SOURCE EXCERPT:
◆ ◆ ◆ ◆ ◆
Gentlemen,if this list has still a purpose, it is to address governance issues. Out of any mission creep, governance is about managing in a concerted way the three resources permiting e-networks interconnections with the purpose of user end to end relations (names, address, protocols). Such notions as "private sector", "government", "civil society" belong to the WSIS, not to e-network interconnections architecture, development and operations.
They may be considered but as secondary to the main interest. They do not belong to RFC 920/1591.
We want that end to end relations (many to many) to be established, maintained and developped in a sure, secure, safe, stable, attracative, innovating way. If in some areas, some countries, some technologies, some occasions, there is a need for more or for less influence by one of these societal building blocks, or by other ones such as army, police, univesities etc. the governance should adapt and welcome their representatives. The Embassadors lounge at ITU is where Embassadors decide quick military operations to restore telephone liaisons in case of coup, war, earthquake, etc. Green Berets are part of the world's telecoms. But this is not the GA usual concern.
◆ ◆ ◆ ◆ ◆
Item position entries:
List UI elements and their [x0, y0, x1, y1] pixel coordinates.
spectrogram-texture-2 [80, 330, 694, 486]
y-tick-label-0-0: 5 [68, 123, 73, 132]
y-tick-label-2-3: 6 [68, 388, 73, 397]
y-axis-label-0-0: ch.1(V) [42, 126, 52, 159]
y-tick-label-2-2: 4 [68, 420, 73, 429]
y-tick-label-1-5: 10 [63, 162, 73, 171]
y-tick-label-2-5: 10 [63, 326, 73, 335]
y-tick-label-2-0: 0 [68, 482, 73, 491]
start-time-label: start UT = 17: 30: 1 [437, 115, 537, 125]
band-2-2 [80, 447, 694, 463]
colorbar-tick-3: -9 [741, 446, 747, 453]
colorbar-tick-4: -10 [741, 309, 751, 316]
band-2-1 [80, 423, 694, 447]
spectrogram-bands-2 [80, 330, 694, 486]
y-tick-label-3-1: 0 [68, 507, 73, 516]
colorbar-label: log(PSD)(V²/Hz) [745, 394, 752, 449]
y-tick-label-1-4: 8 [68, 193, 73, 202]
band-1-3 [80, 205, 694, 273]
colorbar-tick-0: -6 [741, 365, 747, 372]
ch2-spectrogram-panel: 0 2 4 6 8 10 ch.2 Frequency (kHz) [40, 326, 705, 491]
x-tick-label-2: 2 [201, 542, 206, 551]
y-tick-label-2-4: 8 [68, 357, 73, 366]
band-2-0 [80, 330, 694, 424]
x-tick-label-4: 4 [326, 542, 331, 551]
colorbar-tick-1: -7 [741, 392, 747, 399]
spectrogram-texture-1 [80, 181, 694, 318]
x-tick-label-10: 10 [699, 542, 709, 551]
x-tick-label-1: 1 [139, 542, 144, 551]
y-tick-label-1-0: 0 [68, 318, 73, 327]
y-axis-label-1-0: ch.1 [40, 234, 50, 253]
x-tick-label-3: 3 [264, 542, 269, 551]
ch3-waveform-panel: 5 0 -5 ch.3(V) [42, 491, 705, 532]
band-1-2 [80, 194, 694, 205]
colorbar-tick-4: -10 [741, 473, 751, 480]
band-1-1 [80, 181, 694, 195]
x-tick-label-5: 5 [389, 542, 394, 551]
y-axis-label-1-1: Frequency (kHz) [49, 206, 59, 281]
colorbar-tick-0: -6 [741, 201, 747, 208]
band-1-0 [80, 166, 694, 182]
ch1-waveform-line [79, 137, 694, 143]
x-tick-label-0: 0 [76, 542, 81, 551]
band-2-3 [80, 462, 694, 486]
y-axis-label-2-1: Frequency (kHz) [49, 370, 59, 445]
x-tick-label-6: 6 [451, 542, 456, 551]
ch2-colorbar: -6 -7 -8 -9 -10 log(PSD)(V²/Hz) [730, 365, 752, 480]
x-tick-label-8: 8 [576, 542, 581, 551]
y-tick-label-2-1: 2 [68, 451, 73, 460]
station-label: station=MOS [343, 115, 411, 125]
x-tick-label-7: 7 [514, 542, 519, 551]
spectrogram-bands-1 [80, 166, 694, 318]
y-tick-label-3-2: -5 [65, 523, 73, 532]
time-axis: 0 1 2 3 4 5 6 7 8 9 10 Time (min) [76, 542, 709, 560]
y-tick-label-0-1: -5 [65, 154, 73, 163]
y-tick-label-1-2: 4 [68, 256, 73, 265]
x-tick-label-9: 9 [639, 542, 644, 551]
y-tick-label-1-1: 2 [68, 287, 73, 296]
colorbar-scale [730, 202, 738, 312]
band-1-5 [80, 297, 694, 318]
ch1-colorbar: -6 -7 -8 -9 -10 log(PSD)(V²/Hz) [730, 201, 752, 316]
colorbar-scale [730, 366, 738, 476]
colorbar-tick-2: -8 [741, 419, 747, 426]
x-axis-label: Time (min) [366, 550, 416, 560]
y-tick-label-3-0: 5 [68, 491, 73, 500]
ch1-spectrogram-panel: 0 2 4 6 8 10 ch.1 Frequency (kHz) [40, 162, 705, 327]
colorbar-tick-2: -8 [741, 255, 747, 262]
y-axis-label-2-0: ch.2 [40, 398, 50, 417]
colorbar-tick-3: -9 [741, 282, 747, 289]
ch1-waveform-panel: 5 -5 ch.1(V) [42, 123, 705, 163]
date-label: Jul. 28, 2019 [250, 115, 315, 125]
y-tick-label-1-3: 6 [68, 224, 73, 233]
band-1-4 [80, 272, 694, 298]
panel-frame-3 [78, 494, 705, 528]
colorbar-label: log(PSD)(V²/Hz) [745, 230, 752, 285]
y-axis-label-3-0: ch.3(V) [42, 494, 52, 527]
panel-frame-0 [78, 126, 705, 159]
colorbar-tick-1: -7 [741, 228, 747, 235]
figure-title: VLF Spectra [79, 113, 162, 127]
◆ ◆ ◆ ◆ ◆
Output verbatim everything in the governance post from "Gentlemen,if this list" down to "development and operations.".

FULL RESPONSE:
Gentlemen,if this list has still a purpose, it is to address governance issues. Out of any mission creep, governance is about managing in a concerted way the three resources permiting e-networks interconnections with the purpose of user end to end relations (names, address, protocols). Such notions as "private sector", "government", "civil society" belong to the WSIS, not to e-network interconnections architecture, development and operations.